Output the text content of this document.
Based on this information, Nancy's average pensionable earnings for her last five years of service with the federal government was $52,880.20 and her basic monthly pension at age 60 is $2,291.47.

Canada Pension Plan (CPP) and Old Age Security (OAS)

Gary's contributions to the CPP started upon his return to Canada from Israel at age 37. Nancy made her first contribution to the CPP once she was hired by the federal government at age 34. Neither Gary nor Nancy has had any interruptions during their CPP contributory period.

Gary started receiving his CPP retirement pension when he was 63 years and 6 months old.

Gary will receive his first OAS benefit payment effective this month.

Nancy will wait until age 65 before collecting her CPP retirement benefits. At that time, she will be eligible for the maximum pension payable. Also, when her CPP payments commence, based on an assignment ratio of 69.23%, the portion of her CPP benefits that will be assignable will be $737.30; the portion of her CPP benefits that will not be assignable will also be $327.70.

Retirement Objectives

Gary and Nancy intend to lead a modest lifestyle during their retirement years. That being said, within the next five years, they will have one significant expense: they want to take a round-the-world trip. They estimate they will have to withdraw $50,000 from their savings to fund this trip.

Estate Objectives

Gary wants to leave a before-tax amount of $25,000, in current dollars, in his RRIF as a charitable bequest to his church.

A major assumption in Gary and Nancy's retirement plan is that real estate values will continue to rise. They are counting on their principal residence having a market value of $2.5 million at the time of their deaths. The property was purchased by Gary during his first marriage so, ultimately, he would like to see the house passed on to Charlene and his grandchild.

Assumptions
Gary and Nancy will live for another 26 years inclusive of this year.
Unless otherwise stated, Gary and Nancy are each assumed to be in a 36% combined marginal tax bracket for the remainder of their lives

+ + + + + + +

**Given task**
Looking at the material above, count the lines containing the string "five" and reply with the count alone.

**Exercise answer**
2